→ DATA EXCERPTS:
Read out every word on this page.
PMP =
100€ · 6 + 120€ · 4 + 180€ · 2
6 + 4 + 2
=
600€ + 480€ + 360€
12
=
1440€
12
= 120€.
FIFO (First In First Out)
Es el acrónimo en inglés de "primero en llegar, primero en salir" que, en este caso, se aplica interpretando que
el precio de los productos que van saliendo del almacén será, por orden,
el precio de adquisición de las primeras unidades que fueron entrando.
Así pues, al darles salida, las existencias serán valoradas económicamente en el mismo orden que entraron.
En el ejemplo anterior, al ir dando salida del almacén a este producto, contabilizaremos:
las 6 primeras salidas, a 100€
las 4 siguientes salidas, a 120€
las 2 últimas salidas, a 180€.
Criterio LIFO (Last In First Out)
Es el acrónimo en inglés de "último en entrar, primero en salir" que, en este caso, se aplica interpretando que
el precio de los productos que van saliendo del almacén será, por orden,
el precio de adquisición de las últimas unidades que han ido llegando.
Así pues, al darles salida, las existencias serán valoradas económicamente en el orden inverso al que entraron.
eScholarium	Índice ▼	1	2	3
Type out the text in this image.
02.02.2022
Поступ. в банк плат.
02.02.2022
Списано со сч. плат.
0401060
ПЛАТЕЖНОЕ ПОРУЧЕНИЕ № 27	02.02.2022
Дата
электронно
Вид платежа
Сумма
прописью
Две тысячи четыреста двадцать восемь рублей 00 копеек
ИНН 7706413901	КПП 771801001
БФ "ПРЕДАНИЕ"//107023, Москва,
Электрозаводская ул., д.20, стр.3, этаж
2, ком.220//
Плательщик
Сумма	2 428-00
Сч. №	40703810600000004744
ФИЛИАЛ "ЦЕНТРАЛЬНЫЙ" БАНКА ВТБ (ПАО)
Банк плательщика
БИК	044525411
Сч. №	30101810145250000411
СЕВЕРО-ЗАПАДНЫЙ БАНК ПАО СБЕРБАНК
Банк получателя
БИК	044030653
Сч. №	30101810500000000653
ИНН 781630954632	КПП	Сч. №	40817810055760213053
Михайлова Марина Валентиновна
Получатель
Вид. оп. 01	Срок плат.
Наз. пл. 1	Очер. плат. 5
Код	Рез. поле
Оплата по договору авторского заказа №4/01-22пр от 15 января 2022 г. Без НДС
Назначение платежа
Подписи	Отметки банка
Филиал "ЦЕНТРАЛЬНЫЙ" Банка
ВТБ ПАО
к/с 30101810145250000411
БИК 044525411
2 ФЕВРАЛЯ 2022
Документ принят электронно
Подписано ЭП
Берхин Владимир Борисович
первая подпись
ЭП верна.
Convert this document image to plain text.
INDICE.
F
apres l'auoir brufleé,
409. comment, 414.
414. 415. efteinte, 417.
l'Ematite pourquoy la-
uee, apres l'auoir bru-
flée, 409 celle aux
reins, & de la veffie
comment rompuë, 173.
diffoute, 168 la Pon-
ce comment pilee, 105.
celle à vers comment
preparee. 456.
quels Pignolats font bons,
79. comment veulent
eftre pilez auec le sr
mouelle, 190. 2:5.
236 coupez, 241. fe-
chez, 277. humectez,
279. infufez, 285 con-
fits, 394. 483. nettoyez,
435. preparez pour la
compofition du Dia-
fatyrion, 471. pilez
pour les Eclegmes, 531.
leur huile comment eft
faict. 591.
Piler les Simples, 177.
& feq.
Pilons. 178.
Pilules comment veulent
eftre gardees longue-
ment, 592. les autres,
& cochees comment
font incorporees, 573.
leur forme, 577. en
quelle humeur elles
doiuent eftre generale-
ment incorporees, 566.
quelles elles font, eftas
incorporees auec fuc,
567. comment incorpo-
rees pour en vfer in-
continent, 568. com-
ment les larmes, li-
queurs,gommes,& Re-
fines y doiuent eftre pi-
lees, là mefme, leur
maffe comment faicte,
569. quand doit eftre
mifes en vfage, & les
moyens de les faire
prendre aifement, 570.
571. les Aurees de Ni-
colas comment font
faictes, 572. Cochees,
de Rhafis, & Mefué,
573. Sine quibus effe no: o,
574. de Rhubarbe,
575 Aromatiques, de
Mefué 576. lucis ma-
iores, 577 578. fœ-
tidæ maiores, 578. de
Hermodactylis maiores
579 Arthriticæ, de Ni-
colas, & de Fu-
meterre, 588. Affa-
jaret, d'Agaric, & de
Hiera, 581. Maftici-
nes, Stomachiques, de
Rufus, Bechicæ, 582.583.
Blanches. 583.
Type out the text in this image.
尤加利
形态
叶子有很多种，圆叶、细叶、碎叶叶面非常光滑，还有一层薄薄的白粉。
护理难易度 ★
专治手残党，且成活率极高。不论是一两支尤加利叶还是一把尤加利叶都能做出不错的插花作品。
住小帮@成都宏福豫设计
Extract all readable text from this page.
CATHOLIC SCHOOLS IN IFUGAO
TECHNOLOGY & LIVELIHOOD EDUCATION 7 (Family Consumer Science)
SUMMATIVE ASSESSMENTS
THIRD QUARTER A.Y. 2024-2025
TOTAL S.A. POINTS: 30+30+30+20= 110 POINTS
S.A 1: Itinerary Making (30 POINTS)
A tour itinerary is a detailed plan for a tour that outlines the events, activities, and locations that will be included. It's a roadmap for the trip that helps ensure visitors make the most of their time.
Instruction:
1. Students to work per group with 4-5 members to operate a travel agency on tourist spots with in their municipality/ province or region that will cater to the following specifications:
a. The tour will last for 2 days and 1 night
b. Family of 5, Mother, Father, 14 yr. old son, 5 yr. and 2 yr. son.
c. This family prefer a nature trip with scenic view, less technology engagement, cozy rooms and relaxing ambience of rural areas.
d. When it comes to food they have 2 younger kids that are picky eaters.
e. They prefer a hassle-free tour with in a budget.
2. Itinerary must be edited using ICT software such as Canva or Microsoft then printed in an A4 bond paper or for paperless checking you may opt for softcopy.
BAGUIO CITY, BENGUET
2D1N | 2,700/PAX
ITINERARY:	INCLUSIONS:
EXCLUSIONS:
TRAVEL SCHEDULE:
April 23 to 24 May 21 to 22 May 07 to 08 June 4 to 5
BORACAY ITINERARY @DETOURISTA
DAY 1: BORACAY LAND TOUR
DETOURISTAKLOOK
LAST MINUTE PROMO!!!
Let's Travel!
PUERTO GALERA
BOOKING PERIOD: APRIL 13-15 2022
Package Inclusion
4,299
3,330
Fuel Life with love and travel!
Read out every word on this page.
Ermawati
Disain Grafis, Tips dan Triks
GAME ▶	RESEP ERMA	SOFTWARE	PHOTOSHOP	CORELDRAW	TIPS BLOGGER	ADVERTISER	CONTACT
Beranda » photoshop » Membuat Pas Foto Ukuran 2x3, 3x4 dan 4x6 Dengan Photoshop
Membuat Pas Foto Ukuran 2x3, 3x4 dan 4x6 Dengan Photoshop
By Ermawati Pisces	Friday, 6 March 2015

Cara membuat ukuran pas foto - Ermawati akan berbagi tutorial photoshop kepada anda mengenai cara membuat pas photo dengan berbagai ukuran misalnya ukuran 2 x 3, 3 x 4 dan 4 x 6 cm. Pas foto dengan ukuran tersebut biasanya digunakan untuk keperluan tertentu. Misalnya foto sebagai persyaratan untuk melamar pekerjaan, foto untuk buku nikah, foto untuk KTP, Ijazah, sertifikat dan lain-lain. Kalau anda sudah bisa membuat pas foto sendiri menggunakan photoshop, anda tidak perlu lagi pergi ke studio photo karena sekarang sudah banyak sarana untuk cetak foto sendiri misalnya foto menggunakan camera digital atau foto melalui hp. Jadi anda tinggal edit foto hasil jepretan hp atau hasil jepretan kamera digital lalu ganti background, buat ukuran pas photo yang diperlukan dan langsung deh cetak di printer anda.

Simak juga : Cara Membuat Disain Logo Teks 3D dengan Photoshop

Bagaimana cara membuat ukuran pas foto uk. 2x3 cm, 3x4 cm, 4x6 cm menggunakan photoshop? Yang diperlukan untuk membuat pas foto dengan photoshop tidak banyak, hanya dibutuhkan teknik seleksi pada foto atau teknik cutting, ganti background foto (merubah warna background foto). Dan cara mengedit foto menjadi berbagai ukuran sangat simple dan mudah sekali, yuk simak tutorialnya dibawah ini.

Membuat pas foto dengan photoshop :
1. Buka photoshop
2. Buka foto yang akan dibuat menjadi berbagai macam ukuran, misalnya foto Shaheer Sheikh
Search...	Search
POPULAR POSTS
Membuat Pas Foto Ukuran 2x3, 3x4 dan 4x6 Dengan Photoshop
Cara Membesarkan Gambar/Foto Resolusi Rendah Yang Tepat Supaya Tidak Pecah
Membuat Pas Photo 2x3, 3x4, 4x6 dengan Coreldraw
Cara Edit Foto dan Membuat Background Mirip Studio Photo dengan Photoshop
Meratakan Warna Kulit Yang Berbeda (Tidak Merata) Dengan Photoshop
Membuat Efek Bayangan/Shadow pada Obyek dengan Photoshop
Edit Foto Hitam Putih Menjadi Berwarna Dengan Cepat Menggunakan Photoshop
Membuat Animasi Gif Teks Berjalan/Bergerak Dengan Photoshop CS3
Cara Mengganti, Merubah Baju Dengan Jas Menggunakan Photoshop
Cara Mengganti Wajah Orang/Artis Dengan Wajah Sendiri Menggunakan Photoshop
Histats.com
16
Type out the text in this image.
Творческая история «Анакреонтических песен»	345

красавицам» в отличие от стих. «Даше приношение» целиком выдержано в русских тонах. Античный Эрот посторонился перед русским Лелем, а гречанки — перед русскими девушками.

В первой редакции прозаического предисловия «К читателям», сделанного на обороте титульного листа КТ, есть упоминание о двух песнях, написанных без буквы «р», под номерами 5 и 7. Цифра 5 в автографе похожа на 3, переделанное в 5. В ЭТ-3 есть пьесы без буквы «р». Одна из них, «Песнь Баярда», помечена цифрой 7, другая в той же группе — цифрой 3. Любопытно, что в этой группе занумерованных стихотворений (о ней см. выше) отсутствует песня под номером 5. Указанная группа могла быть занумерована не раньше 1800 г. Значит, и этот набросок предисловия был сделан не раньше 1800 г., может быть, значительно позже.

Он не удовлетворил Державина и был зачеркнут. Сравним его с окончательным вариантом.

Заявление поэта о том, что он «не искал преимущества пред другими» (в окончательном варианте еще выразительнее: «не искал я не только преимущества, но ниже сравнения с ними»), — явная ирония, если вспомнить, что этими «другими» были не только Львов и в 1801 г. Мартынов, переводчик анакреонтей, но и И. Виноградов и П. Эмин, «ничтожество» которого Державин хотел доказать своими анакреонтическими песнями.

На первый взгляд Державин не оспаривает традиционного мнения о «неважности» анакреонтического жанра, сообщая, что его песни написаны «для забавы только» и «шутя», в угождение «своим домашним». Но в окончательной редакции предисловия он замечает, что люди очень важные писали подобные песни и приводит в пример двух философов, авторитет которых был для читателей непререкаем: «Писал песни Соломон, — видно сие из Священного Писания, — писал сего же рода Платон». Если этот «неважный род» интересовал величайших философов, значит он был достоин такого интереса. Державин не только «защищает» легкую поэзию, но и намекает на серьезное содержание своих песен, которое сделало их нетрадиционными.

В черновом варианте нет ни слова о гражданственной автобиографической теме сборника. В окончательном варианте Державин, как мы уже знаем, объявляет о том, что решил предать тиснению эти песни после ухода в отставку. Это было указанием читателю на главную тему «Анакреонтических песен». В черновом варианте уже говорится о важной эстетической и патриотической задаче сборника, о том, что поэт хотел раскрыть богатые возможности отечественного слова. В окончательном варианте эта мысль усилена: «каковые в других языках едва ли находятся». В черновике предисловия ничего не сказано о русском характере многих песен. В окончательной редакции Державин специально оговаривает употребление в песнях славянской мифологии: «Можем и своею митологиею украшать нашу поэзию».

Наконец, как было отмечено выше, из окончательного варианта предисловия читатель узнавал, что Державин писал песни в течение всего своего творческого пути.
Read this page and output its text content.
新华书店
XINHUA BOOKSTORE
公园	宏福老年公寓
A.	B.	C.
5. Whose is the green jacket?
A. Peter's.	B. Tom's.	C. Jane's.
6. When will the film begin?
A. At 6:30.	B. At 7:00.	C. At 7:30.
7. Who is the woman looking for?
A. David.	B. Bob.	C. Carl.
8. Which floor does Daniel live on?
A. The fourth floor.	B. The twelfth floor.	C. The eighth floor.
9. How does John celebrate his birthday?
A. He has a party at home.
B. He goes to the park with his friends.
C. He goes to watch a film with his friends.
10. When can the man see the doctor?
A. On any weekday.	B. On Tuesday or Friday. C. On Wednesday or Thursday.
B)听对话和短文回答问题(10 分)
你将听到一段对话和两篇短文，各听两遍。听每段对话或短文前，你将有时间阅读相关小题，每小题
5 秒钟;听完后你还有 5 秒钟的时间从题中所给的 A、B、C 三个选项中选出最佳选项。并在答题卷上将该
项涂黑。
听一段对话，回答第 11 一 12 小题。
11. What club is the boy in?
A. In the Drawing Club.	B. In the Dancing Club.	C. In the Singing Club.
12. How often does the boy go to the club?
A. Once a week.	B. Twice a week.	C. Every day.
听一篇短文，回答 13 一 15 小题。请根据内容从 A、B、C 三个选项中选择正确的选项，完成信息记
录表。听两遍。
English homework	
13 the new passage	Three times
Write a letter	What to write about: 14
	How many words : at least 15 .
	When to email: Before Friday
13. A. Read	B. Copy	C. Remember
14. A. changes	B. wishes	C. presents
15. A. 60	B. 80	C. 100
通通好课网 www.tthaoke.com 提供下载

→ BRIEF: Copy every line of the records above that holds the word "doiuent".

→ FULL OUTPUT:
doiuent eftre generale-
fines y doiuent eftre pi-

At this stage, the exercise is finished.